TO DO
Repeat the material exactly as it appears.

SUPPLIED DATA
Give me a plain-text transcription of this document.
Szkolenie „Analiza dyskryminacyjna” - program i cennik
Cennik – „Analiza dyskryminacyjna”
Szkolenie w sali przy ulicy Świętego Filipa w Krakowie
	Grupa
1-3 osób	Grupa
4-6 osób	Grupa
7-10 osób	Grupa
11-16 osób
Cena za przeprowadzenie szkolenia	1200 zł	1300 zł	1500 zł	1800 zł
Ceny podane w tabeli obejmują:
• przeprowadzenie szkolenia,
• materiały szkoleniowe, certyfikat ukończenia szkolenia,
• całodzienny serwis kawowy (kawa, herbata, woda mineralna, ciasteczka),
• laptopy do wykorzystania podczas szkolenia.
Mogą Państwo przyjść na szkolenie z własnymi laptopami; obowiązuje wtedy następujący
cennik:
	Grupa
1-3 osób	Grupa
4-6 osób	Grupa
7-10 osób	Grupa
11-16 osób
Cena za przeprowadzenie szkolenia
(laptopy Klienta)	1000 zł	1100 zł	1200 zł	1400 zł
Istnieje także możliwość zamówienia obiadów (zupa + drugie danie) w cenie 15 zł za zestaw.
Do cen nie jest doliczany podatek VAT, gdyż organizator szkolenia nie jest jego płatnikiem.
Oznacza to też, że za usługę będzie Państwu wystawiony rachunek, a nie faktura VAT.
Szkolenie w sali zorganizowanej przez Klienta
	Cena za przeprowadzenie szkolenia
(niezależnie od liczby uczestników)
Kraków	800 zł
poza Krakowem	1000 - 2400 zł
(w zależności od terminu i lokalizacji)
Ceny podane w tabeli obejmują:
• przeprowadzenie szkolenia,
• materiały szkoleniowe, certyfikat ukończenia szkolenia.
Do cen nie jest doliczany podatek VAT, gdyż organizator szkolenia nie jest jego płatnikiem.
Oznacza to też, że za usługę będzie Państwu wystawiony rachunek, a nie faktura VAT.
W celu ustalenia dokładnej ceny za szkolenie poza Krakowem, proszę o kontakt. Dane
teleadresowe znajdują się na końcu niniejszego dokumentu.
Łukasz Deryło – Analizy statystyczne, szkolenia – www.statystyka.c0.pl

EXERCISE RESULT
Give me a plain-text transcription of this document.
Szkolenie „Analiza dyskryminacyjna” - program i cennik
Cennik – „Analiza dyskryminacyjna”
Szkolenie w sali przy ulicy Świętego Filipa w Krakowie
	Grupa
1-3 osób	Grupa
4-6 osób	Grupa
7-10 osób	Grupa
11-16 osób
Cena za przeprowadzenie szkolenia	1200 zł	1300 zł	1500 zł	1800 zł
Ceny podane w tabeli obejmują:
• przeprowadzenie szkolenia,
• materiały szkoleniowe, certyfikat ukończenia szkolenia,
• całodzienny serwis kawowy (kawa, herbata, woda mineralna, ciasteczka),
• laptopy do wykorzystania podczas szkolenia.
Mogą Państwo przyjść na szkolenie z własnymi laptopami; obowiązuje wtedy następujący
cennik:
	Grupa
1-3 osób	Grupa
4-6 osób	Grupa
7-10 osób	Grupa
11-16 osób
Cena za przeprowadzenie szkolenia
(laptopy Klienta)	1000 zł	1100 zł	1200 zł	1400 zł
Istnieje także możliwość zamówienia obiadów (zupa + drugie danie) w cenie 15 zł za zestaw.
Do cen nie jest doliczany podatek VAT, gdyż organizator szkolenia nie jest jego płatnikiem.
Oznacza to też, że za usługę będzie Państwu wystawiony rachunek, a nie faktura VAT.
Szkolenie w sali zorganizowanej przez Klienta
	Cena za przeprowadzenie szkolenia
(niezależnie od liczby uczestników)
Kraków	800 zł
poza Krakowem	1000 - 2400 zł
(w zależności od terminu i lokalizacji)
Ceny podane w tabeli obejmują:
• przeprowadzenie szkolenia,
• materiały szkoleniowe, certyfikat ukończenia szkolenia.
Do cen nie jest doliczany podatek VAT, gdyż organizator szkolenia nie jest jego płatnikiem.
Oznacza to też, że za usługę będzie Państwu wystawiony rachunek, a nie faktura VAT.
W celu ustalenia dokładnej ceny za szkolenie poza Krakowem, proszę o kontakt. Dane
teleadresowe znajdują się na końcu niniejszego dokumentu.
Łukasz Deryło – Analizy statystyczne, szkolenia – www.statystyka.c0.pl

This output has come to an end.